TAREFA PROPOSTA: Reproduza sem alterações as entradas abaixo, desde a linha com "bar-cap xyxy=(403,174,435,187)" até à linha com "bar-cap xyxy=(170,242,202,255)", incluindo ambas.
⁂
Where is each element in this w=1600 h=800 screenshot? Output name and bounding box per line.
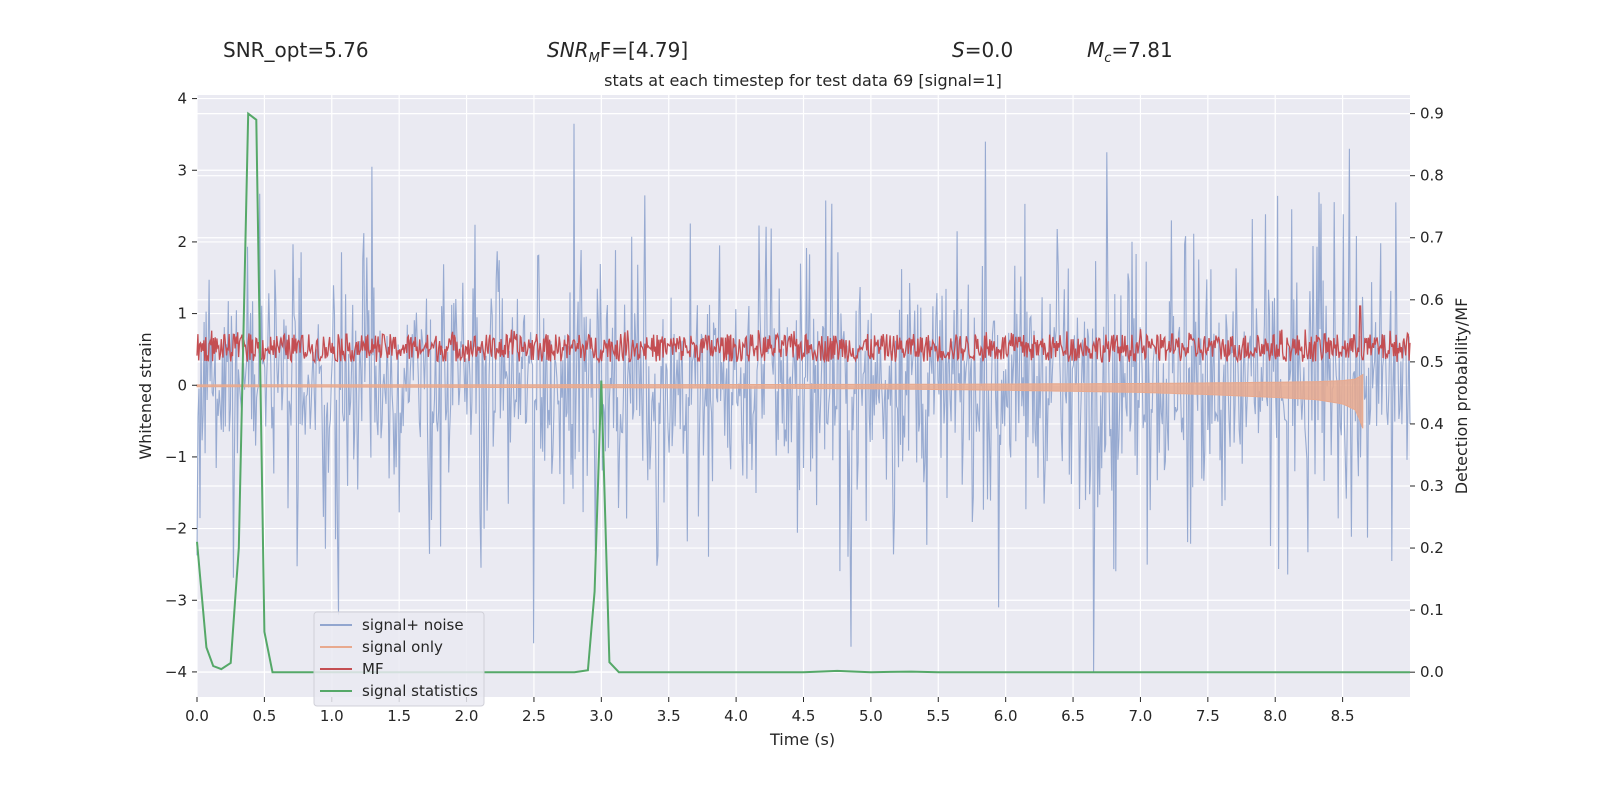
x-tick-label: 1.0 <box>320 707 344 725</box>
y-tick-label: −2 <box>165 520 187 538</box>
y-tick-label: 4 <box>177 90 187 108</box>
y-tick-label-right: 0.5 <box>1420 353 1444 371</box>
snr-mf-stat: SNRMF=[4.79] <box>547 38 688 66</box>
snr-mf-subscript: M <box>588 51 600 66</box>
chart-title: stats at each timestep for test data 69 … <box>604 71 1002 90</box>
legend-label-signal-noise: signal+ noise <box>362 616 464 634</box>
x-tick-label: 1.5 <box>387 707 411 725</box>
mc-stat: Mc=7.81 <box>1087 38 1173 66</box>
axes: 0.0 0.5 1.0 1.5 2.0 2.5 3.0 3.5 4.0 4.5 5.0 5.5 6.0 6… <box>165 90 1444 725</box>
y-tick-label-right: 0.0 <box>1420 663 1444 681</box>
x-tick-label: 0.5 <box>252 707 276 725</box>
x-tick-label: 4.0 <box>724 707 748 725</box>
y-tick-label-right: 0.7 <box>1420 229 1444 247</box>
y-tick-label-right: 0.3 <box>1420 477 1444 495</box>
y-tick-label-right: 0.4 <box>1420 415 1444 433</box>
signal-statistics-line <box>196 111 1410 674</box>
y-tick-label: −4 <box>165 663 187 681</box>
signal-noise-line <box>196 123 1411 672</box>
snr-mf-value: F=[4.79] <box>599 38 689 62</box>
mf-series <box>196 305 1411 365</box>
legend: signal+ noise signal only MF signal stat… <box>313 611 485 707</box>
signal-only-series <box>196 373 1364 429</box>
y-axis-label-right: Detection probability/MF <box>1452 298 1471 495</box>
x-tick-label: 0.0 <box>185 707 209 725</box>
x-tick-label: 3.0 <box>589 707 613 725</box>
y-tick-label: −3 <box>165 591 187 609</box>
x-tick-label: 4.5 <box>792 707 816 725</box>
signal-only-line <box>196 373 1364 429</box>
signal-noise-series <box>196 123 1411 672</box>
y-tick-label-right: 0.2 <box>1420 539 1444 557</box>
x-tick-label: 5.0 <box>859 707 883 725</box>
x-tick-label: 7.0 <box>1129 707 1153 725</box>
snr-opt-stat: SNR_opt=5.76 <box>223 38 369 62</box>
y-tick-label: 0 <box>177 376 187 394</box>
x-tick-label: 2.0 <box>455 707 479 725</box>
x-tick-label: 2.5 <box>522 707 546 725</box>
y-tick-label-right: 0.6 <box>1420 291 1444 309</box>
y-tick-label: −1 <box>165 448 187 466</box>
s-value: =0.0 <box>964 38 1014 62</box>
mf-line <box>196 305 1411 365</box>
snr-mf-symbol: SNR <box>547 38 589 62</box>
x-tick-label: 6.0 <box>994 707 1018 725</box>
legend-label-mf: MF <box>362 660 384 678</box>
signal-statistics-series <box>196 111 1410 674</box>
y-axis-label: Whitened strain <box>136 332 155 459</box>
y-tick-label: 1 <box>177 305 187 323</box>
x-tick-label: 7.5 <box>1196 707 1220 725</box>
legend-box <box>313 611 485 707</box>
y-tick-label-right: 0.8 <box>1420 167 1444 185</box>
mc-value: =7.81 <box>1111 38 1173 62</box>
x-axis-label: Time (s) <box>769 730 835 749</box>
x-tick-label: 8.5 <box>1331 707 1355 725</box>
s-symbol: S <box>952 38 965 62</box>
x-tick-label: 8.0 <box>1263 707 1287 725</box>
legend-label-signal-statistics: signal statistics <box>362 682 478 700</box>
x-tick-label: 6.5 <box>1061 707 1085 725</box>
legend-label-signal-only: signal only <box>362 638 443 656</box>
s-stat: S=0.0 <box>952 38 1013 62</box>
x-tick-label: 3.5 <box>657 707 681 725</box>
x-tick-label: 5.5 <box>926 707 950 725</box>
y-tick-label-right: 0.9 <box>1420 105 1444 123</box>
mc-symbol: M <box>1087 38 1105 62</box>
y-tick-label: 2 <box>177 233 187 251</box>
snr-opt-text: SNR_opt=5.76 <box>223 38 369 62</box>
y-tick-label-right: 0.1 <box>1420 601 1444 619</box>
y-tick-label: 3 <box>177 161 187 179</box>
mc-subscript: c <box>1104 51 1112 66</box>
⁂
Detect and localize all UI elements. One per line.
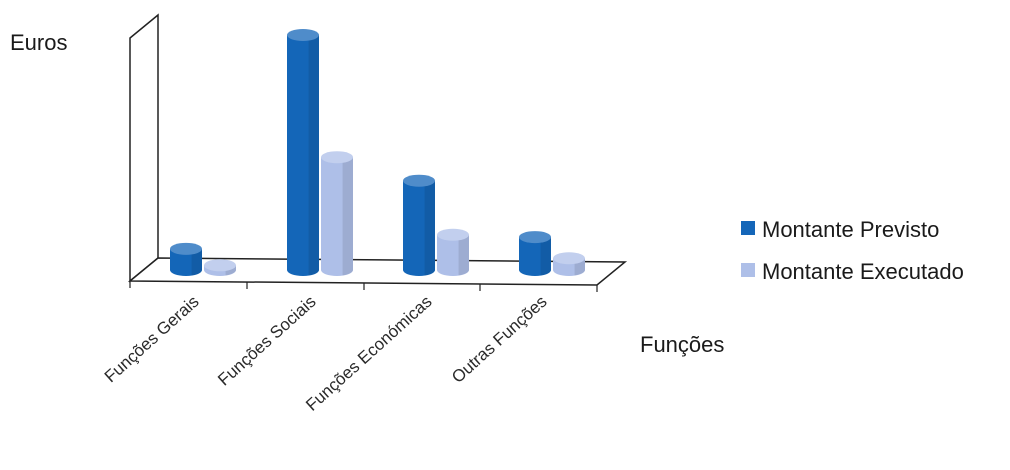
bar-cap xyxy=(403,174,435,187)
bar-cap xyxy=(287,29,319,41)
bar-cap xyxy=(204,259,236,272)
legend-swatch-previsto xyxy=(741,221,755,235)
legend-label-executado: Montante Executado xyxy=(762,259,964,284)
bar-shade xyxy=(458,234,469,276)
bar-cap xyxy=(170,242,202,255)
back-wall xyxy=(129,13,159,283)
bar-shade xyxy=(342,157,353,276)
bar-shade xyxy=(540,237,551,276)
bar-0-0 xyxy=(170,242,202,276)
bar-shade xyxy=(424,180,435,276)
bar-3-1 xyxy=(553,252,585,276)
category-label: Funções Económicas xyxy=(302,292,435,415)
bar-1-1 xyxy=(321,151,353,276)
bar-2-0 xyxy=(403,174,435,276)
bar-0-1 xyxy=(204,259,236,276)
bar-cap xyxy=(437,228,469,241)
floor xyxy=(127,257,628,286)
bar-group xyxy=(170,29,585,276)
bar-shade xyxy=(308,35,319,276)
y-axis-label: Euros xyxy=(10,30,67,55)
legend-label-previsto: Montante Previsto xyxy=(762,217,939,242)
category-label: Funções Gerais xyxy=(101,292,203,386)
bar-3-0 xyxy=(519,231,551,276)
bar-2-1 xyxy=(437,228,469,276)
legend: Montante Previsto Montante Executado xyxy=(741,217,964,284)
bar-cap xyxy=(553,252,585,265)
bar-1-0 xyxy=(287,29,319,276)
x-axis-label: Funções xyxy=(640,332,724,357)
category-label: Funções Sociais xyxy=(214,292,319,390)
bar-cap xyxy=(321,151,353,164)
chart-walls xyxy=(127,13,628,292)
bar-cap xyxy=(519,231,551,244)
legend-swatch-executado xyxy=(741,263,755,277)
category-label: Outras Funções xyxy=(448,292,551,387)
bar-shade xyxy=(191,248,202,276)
⁂
RESPOSTA DO EXERCÍCIO:
bar-cap xyxy=(403,174,435,187)
bar-cap xyxy=(287,29,319,41)
bar-cap xyxy=(204,259,236,272)
legend-swatch-previsto xyxy=(741,221,755,235)
legend-label-executado: Montante Executado xyxy=(762,259,964,284)
bar-shade xyxy=(458,234,469,276)
bar-cap xyxy=(170,242,202,255)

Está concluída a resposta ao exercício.